**Exercice A**
Relevez toutes les personnes nommées dans l'extrait consacré au livre Moscou 1994.

**Extrait fourni**
-*-*-

Moscou 1994, partie d’échecs, par Franck Pourcel, photographe

©Franck Pourcel

Lorsque j’ai reçu Moscou 1994, de Franck Pourcel, j’étais en train de lire, hors de toute actualité éditoriale, mais en accord avec mon actualité existentielle, le fameux Ma confession, de Léon Tolstoï, oeuvre écrite à cinquante-et-un ans par un auteur adulé traversant une profonde crise spirituelle.

« Qu’est-ce qui sortira de ce que je fais aujourd’hui ? de ce que je ferai demain ? Qu’est-ce qui sortira de toute ma vie ? Quel est le sens de la vie ? »

L’ouvrage en nuances de gris de Franck Pourcel, dédié à Françoise Nunez, et à tous ceux qui refusent la guerre en Ukraine, relate un moment apaisé, drôle, absurde, un peu fou, dans la parenthèse d’espoir ouverte dans la Russie post-soviétique.

©Franck Pourcel

Inspiré par le courant américain de la Street Photography, le jeune photographe témoigne par ses images d’une ville ivre et complexe, modeste et géante.

La capitale russe semble sortir d’un long sommeil, Moscou 1994 est un conte réaliste doublé d’un document poétique.

Le regard de Franck Pourcel, fils spirituel de Jacques Tati, est facétieux, légèrement impertinent, et surtout formidablement empathique.

Avec un tel cicerone, Moscou est une ville tordue, burlesque, doucement sauvage.

On serpente avec lui dans un espace en plein bouleversement, entre signes de l’ancien monde, persistance d’une culture vernaculaire, et fièvre de construction.

-*-*-

**Données fournies**
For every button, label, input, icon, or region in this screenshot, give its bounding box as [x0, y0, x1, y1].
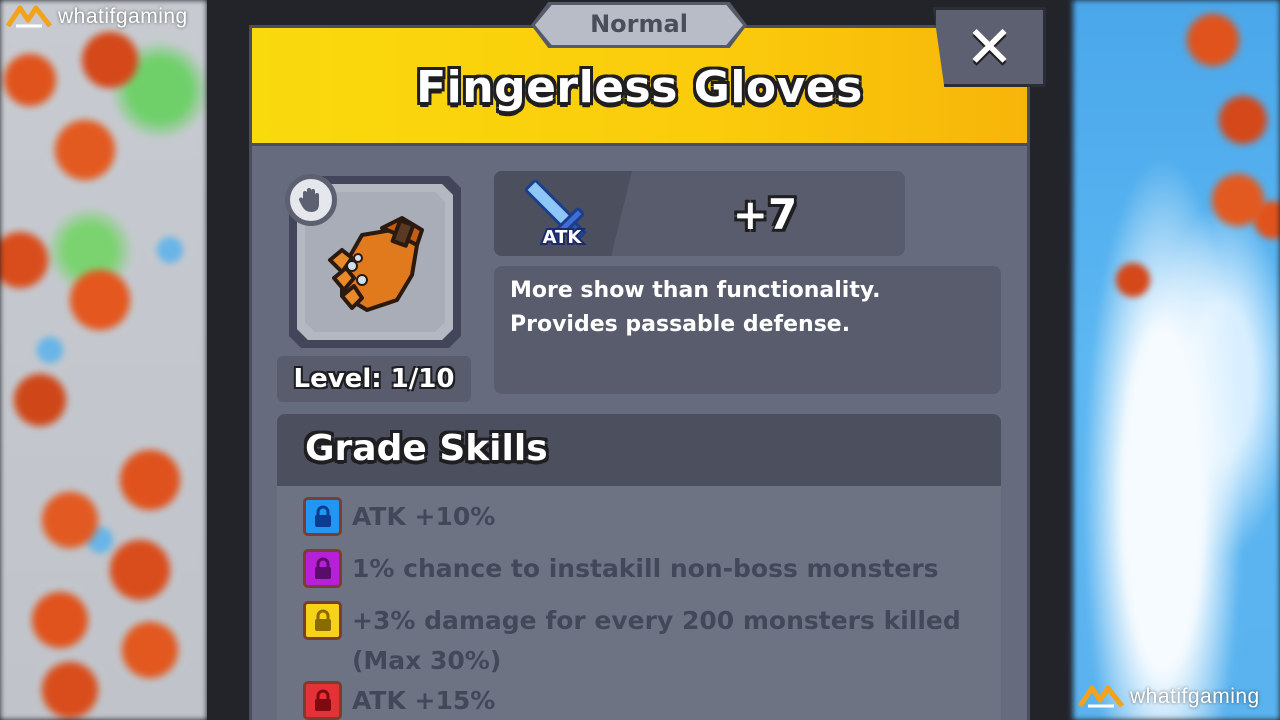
item-description: More show than functionality. Provides p…	[510, 278, 881, 337]
whatifgaming-logo-icon	[6, 5, 52, 28]
skill-row: 1% chance to instakill non-boss monsters	[303, 549, 939, 589]
grade-skills-title: Grade Skills	[305, 428, 548, 469]
atk-label: ATK	[543, 227, 583, 248]
game-background-left	[0, 0, 207, 720]
lock-icon	[303, 549, 342, 588]
watermark-bottom-right: whatifgaming	[1078, 684, 1260, 710]
item-level: Level: 1/10	[293, 364, 455, 394]
lock-icon	[303, 681, 342, 720]
lock-icon	[303, 601, 342, 640]
watermark-text: whatifgaming	[58, 5, 188, 28]
close-icon[interactable]: ✕	[933, 8, 1046, 86]
skill-row: ATK +10%	[303, 497, 495, 537]
lock-icon	[303, 497, 342, 536]
glove-slot-icon	[285, 174, 337, 226]
skill-text: 1% chance to instakill non-boss monsters	[352, 554, 939, 583]
skill-row: +3% damage for every 200 monsters killed…	[303, 601, 983, 681]
description-box: More show than functionality. Provides p…	[494, 266, 1001, 394]
grade-skills-header: Grade Skills	[277, 414, 1001, 486]
skill-text: ATK +10%	[352, 502, 496, 531]
item-title: Fingerless Gloves	[416, 62, 863, 113]
stat-value: +7	[732, 190, 798, 239]
watermark-text: whatifgaming	[1130, 685, 1260, 708]
skill-row: ATK +15%	[303, 681, 495, 720]
watermark-top-left: whatifgaming	[6, 4, 188, 30]
sword-atk-icon: ATK	[524, 180, 587, 248]
skill-text: +3% damage for every 200 monsters killed…	[352, 606, 961, 675]
rarity-label: Normal	[590, 10, 688, 38]
item-level-badge: Level: 1/10	[277, 356, 471, 402]
skill-text: ATK +15%	[352, 686, 496, 715]
whatifgaming-logo-icon	[1078, 685, 1124, 708]
fingerless-gloves-icon	[328, 216, 424, 312]
game-background-right	[1073, 0, 1280, 720]
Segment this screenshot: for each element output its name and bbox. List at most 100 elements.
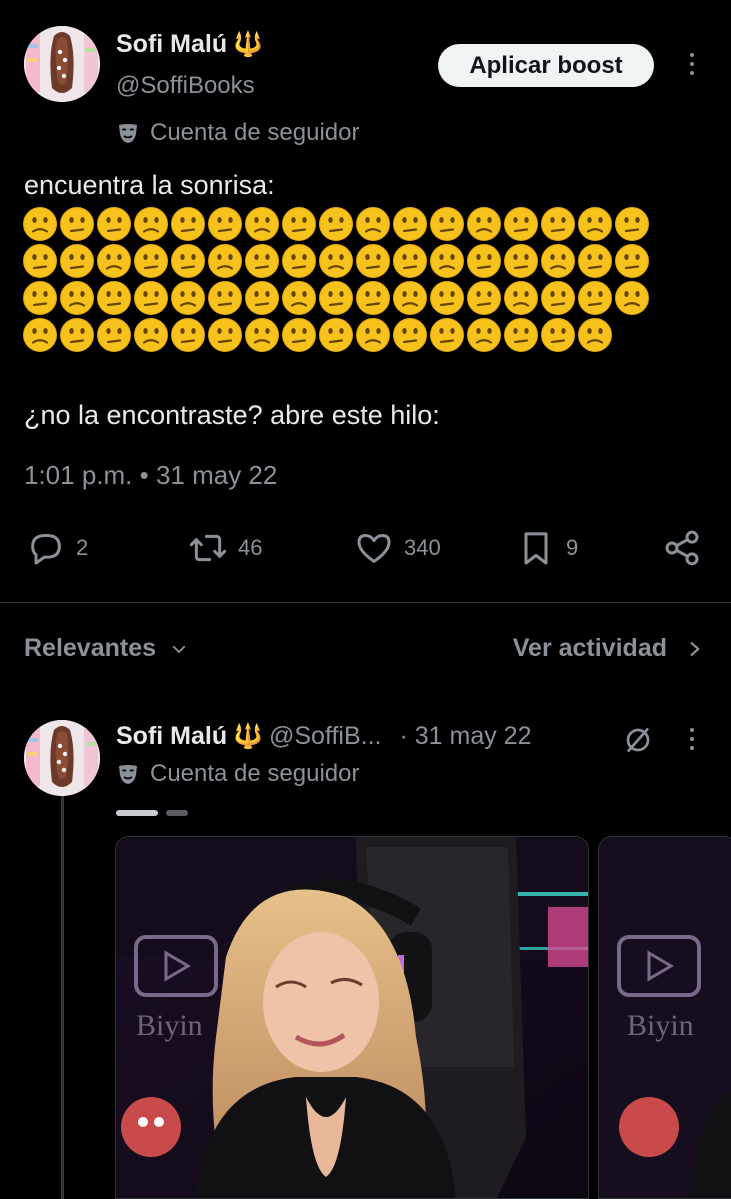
frowning-face-emoji [615,281,649,315]
reply-header: Sofi Malú 🔱 @SoffiB... · 31 may 22 [116,722,531,751]
heart-icon [357,534,391,563]
frowning-face-emoji [578,207,612,241]
author-avatar[interactable] [24,26,100,102]
frowning-face-emoji [282,207,316,241]
author-name[interactable]: Sofi Malú [116,30,227,59]
frowning-face-emoji [467,244,501,278]
frowning-face-emoji [430,207,464,241]
emoji-row [22,280,702,317]
frowning-face-emoji [23,281,57,315]
frowning-face-emoji [208,318,242,352]
theater-mask-icon [119,765,137,784]
author-name-row[interactable]: Sofi Malú 🔱 [116,30,263,59]
frowning-face-emoji [23,207,57,241]
view-activity-link[interactable]: Ver actividad [513,634,703,663]
reply-follower-account-label: Cuenta de seguidor [116,760,359,788]
frowning-face-emoji [504,318,538,352]
frowning-face-emoji [23,318,57,352]
repost-count: 46 [238,535,263,560]
frowning-face-emoji [430,318,464,352]
view-activity-label: Ver actividad [512,634,667,662]
bookmark-count: 9 [566,535,579,560]
frowning-face-emoji [319,207,353,241]
tweet-text-line1: encuentra la sonrisa: [24,170,275,200]
emoji-grid [22,206,702,354]
reply-author-name[interactable]: Sofi Malú [116,722,227,751]
repost-button[interactable]: 46 [188,528,262,568]
frowning-face-emoji [245,281,279,315]
share-icon [665,530,699,566]
frowning-face-emoji [282,281,316,315]
frowning-face-emoji [393,281,427,315]
bookmark-button[interactable]: 9 [516,528,578,568]
emoji-row [22,206,702,243]
reply-more-options-icon[interactable] [682,728,702,750]
thread-connector-line [61,796,64,1199]
chevron-down-icon [172,645,186,653]
frowning-face-emoji [23,244,57,278]
speech-bubble-icon [31,534,61,565]
theater-mask-icon [119,124,137,143]
frowning-face-emoji [60,207,94,241]
author-handle[interactable]: @SoffiBooks [116,72,255,100]
frowning-face-emoji [578,318,612,352]
carousel-indicator [116,810,188,816]
frowning-face-emoji [245,207,279,241]
frowning-face-emoji [356,318,390,352]
frowning-face-emoji [245,244,279,278]
neon-sign-text-2: Biyin [627,1009,694,1042]
slashed-circle-icon[interactable] [622,724,654,756]
frowning-face-emoji [393,244,427,278]
frowning-face-emoji [208,244,242,278]
apply-boost-button[interactable]: Aplicar boost [438,44,654,87]
frowning-face-emoji [319,281,353,315]
frowning-face-emoji [393,318,427,352]
neon-sign-text: Biyin [136,1009,203,1042]
frowning-face-emoji [504,244,538,278]
frowning-face-emoji [97,281,131,315]
frowning-face-emoji [541,281,575,315]
frowning-face-emoji [467,318,501,352]
trident-emoji: 🔱 [233,30,263,58]
frowning-face-emoji [60,318,94,352]
emoji-row [22,317,702,354]
frowning-face-emoji [356,207,390,241]
reply-author-avatar[interactable] [24,720,100,796]
reply-button[interactable]: 2 [26,528,88,568]
follower-account-text: Cuenta de seguidor [150,119,360,146]
reply-author-handle[interactable]: @SoffiB... [269,722,381,751]
bookmark-icon [524,532,548,565]
frowning-face-emoji [134,281,168,315]
frowning-face-emoji [282,244,316,278]
frowning-face-emoji [541,244,575,278]
sort-dropdown[interactable]: Relevantes [24,634,188,663]
sort-label: Relevantes [24,634,157,662]
like-button[interactable]: 340 [354,528,441,568]
main-post: Sofi Malú 🔱 @SoffiBooks Aplicar boost Cu… [0,0,731,602]
reply-date[interactable]: · 31 may 22 [399,722,531,751]
trident-emoji: 🔱 [233,722,263,750]
carousel-dot-active [116,810,158,816]
frowning-face-emoji [319,244,353,278]
frowning-face-emoji [171,244,205,278]
share-button[interactable] [662,528,702,568]
frowning-face-emoji [504,207,538,241]
frowning-face-emoji [60,244,94,278]
frowning-face-emoji [171,318,205,352]
frowning-face-emoji [97,318,131,352]
reply-media-image-2[interactable]: Biyin [598,836,731,1199]
frowning-face-emoji [282,318,316,352]
frowning-face-emoji [578,281,612,315]
tweet-text-line2: ¿no la encontraste? abre este hilo: [24,400,440,430]
replies-header: Relevantes Ver actividad [0,628,731,672]
frowning-face-emoji [430,244,464,278]
post-timestamp[interactable]: 1:01 p.m. • 31 may 22 [24,460,277,491]
reply-follower-account-text: Cuenta de seguidor [150,760,360,787]
frowning-face-emoji [171,281,205,315]
frowning-face-emoji [430,281,464,315]
more-options-icon[interactable] [682,53,702,75]
frowning-face-emoji [541,318,575,352]
frowning-face-emoji [134,244,168,278]
frowning-face-emoji [578,244,612,278]
reply-media-image-1[interactable]: Biyin [115,836,589,1199]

-*-*-

**Exercice B**
Dans les enregistrements, recopiez à l'identique les lignes allant de la ligne qui contient « item-description: More show » jusqu'à la ligne qui contient « 0, 1280, 720] », ces deux lignes comprises.

**Réponse rédigée A**
Franck Pourcel, Léon Tolstoï, Françoise Nunez, Jacques Tati

**Réponse rédigée B**
item-description: More show than functionality. Provides p…	[510, 278, 881, 337]
whatifgaming-logo-icon	[6, 5, 52, 28]
skill-row: 1% chance to instakill non-boss monsters	[303, 549, 939, 589]
grade-skills-title: Grade Skills	[305, 428, 548, 469]
atk-label: ATK	[543, 227, 583, 248]
game-background-left	[0, 0, 207, 720]
lock-icon	[303, 549, 342, 588]
watermark-bottom-right: whatifgaming	[1078, 684, 1260, 710]
item-level: Level: 1/10	[293, 364, 455, 394]
lock-icon	[303, 681, 342, 720]
lock-icon	[303, 601, 342, 640]
watermark-text: whatifgaming	[58, 5, 188, 28]
close-icon[interactable]: ✕	[933, 8, 1046, 86]
skill-row: ATK +10%	[303, 497, 495, 537]
lock-icon	[303, 497, 342, 536]
glove-slot-icon	[285, 174, 337, 226]
skill-text: 1% chance to instakill non-boss monsters	[352, 554, 939, 583]
skill-row: +3% damage for every 200 monsters killed…	[303, 601, 983, 681]
description-box: More show than functionality. Provides p…	[494, 266, 1001, 394]
grade-skills-header: Grade Skills	[277, 414, 1001, 486]
skill-text: ATK +10%	[352, 502, 496, 531]
item-title: Fingerless Gloves	[416, 62, 863, 113]
stat-value: +7	[732, 190, 798, 239]
watermark-text: whatifgaming	[1130, 685, 1260, 708]
skill-row: ATK +15%	[303, 681, 495, 720]
watermark-top-left: whatifgaming	[6, 4, 188, 30]
sword-atk-icon: ATK	[524, 180, 587, 248]
skill-text: +3% damage for every 200 monsters killed…	[352, 606, 961, 675]
rarity-label: Normal	[590, 10, 688, 38]
item-level-badge: Level: 1/10	[277, 356, 471, 402]
skill-text: ATK +15%	[352, 686, 496, 715]
whatifgaming-logo-icon	[1078, 685, 1124, 708]
fingerless-gloves-icon	[328, 216, 424, 312]
game-background-right	[1073, 0, 1280, 720]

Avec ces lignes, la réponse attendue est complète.